§ **Your instructions**
Output the entries verbatim, including every line.

_ _ _ _ _

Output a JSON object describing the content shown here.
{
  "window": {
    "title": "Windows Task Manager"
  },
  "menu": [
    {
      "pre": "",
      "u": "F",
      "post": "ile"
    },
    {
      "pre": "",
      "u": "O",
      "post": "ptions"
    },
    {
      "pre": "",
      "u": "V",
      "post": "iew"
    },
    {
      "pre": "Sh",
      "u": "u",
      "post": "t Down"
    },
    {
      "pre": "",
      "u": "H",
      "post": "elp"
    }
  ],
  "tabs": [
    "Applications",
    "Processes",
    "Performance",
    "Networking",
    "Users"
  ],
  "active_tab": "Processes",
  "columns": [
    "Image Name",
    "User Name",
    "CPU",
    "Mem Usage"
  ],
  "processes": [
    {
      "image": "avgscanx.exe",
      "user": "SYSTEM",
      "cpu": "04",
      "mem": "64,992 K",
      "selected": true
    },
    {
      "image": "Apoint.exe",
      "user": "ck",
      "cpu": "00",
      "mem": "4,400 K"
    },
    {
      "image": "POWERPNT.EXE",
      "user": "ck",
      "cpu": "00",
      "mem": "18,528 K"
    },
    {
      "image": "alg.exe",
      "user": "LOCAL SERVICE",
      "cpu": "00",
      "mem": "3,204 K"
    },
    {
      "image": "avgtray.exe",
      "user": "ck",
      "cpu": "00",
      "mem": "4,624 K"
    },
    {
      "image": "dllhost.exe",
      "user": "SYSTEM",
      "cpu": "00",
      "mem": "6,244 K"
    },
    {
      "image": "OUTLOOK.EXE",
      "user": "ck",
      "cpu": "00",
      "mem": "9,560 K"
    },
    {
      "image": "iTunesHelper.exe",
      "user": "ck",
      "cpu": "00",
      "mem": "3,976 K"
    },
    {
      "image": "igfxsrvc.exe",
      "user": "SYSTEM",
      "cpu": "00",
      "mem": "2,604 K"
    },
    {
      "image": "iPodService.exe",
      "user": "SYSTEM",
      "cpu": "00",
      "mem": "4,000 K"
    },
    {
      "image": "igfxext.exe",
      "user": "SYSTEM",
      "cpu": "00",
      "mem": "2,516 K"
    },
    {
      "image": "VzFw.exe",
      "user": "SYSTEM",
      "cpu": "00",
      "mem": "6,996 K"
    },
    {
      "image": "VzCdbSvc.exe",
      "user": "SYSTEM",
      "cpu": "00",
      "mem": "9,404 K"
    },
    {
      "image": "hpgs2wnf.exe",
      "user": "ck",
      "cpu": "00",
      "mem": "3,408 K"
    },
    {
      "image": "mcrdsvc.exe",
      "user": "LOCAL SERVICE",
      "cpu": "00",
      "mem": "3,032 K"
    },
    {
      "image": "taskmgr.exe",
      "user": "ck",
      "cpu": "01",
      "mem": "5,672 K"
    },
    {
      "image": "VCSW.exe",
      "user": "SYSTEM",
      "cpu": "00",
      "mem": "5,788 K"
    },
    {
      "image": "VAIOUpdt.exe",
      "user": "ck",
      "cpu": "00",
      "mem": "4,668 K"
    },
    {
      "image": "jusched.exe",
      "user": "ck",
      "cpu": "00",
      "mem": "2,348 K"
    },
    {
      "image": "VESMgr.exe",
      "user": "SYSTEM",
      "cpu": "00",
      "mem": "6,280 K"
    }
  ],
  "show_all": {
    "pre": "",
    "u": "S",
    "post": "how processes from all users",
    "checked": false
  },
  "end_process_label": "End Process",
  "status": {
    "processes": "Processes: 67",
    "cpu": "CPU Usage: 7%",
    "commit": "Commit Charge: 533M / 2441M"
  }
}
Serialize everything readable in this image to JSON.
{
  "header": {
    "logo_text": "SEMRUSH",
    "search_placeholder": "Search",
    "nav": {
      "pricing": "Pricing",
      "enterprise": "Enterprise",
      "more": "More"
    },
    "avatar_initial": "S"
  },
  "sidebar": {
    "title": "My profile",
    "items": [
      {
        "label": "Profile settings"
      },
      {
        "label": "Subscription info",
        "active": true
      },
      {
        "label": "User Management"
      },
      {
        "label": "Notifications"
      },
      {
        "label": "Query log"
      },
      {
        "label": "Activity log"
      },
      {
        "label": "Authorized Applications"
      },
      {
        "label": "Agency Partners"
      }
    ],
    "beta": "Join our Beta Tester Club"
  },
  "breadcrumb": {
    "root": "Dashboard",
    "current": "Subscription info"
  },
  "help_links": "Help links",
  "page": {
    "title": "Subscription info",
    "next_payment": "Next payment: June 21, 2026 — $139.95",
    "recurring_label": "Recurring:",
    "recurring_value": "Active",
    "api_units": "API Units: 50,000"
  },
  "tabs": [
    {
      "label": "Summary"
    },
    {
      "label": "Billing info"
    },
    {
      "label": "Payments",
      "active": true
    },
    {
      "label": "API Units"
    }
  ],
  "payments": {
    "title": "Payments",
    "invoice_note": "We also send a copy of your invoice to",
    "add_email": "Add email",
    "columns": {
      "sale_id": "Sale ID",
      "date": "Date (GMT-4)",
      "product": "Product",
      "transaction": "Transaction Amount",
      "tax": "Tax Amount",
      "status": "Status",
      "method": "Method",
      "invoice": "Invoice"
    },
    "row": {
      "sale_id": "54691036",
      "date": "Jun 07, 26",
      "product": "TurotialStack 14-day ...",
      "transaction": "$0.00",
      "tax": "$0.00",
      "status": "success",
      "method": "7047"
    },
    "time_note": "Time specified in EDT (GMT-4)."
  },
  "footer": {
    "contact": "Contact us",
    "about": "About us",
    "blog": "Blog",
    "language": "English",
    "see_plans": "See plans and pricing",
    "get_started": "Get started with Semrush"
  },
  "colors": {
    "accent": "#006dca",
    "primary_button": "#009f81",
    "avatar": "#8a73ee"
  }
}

_ _ _ _ _

§ **Written answer**
Output a JSON object describing the content shown here.
{
  "window": {
    "title": "Windows Task Manager"
  },
  "menu": [
    {
      "pre": "",
      "u": "F",
      "post": "ile"
    },
    {
      "pre": "",
      "u": "O",
      "post": "ptions"
    },
    {
      "pre": "",
      "u": "V",
      "post": "iew"
    },
    {
      "pre": "Sh",
      "u": "u",
      "post": "t Down"
    },
    {
      "pre": "",
      "u": "H",
      "post": "elp"
    }
  ],
  "tabs": [
    "Applications",
    "Processes",
    "Performance",
    "Networking",
    "Users"
  ],
  "active_tab": "Processes",
  "columns": [
    "Image Name",
    "User Name",
    "CPU",
    "Mem Usage"
  ],
  "processes": [
    {
      "image": "avgscanx.exe",
      "user": "SYSTEM",
      "cpu": "04",
      "mem": "64,992 K",
      "selected": true
    },
    {
      "image": "Apoint.exe",
      "user": "ck",
      "cpu": "00",
      "mem": "4,400 K"
    },
    {
      "image": "POWERPNT.EXE",
      "user": "ck",
      "cpu": "00",
      "mem": "18,528 K"
    },
    {
      "image": "alg.exe",
      "user": "LOCAL SERVICE",
      "cpu": "00",
      "mem": "3,204 K"
    },
    {
      "image": "avgtray.exe",
      "user": "ck",
      "cpu": "00",
      "mem": "4,624 K"
    },
    {
      "image": "dllhost.exe",
      "user": "SYSTEM",
      "cpu": "00",
      "mem": "6,244 K"
    },
    {
      "image": "OUTLOOK.EXE",
      "user": "ck",
      "cpu": "00",
      "mem": "9,560 K"
    },
    {
      "image": "iTunesHelper.exe",
      "user": "ck",
      "cpu": "00",
      "mem": "3,976 K"
    },
    {
      "image": "igfxsrvc.exe",
      "user": "SYSTEM",
      "cpu": "00",
      "mem": "2,604 K"
    },
    {
      "image": "iPodService.exe",
      "user": "SYSTEM",
      "cpu": "00",
      "mem": "4,000 K"
    },
    {
      "image": "igfxext.exe",
      "user": "SYSTEM",
      "cpu": "00",
      "mem": "2,516 K"
    },
    {
      "image": "VzFw.exe",
      "user": "SYSTEM",
      "cpu": "00",
      "mem": "6,996 K"
    },
    {
      "image": "VzCdbSvc.exe",
      "user": "SYSTEM",
      "cpu": "00",
      "mem": "9,404 K"
    },
    {
      "image": "hpgs2wnf.exe",
      "user": "ck",
      "cpu": "00",
      "mem": "3,408 K"
    },
    {
      "image": "mcrdsvc.exe",
      "user": "LOCAL SERVICE",
      "cpu": "00",
      "mem": "3,032 K"
    },
    {
      "image": "taskmgr.exe",
      "user": "ck",
      "cpu": "01",
      "mem": "5,672 K"
    },
    {
      "image": "VCSW.exe",
      "user": "SYSTEM",
      "cpu": "00",
      "mem": "5,788 K"
    },
    {
      "image": "VAIOUpdt.exe",
      "user": "ck",
      "cpu": "00",
      "mem": "4,668 K"
    },
    {
      "image": "jusched.exe",
      "user": "ck",
      "cpu": "00",
      "mem": "2,348 K"
    },
    {
      "image": "VESMgr.exe",
      "user": "SYSTEM",
      "cpu": "00",
      "mem": "6,280 K"
    }
  ],
  "show_all": {
    "pre": "",
    "u": "S",
    "post": "how processes from all users",
    "checked": false
  },
  "end_process_label": "End Process",
  "status": {
    "processes": "Processes: 67",
    "cpu": "CPU Usage: 7%",
    "commit": "Commit Charge: 533M / 2441M"
  }
}
Serialize everything readable in this image to JSON.
{
  "header": {
    "logo_text": "SEMRUSH",
    "search_placeholder": "Search",
    "nav": {
      "pricing": "Pricing",
      "enterprise": "Enterprise",
      "more": "More"
    },
    "avatar_initial": "S"
  },
  "sidebar": {
    "title": "My profile",
    "items": [
      {
        "label": "Profile settings"
      },
      {
        "label": "Subscription info",
        "active": true
      },
      {
        "label": "User Management"
      },
      {
        "label": "Notifications"
      },
      {
        "label": "Query log"
      },
      {
        "label": "Activity log"
      },
      {
        "label": "Authorized Applications"
      },
      {
        "label": "Agency Partners"
      }
    ],
    "beta": "Join our Beta Tester Club"
  },
  "breadcrumb": {
    "root": "Dashboard",
    "current": "Subscription info"
  },
  "help_links": "Help links",
  "page": {
    "title": "Subscription info",
    "next_payment": "Next payment: June 21, 2026 — $139.95",
    "recurring_label": "Recurring:",
    "recurring_value": "Active",
    "api_units": "API Units: 50,000"
  },
  "tabs": [
    {
      "label": "Summary"
    },
    {
      "label": "Billing info"
    },
    {
      "label": "Payments",
      "active": true
    },
    {
      "label": "API Units"
    }
  ],
  "payments": {
    "title": "Payments",
    "invoice_note": "We also send a copy of your invoice to",
    "add_email": "Add email",
    "columns": {
      "sale_id": "Sale ID",
      "date": "Date (GMT-4)",
      "product": "Product",
      "transaction": "Transaction Amount",
      "tax": "Tax Amount",
      "status": "Status",
      "method": "Method",
      "invoice": "Invoice"
    },
    "row": {
      "sale_id": "54691036",
      "date": "Jun 07, 26",
      "product": "TurotialStack 14-day ...",
      "transaction": "$0.00",
      "tax": "$0.00",
      "status": "success",
      "method": "7047"
    },
    "time_note": "Time specified in EDT (GMT-4)."
  },
  "footer": {
    "contact": "Contact us",
    "about": "About us",
    "blog": "Blog",
    "language": "English",
    "see_plans": "See plans and pricing",
    "get_started": "Get started with Semrush"
  },
  "colors": {
    "accent": "#006dca",
    "primary_button": "#009f81",
    "avatar": "#8a73ee"
  }
}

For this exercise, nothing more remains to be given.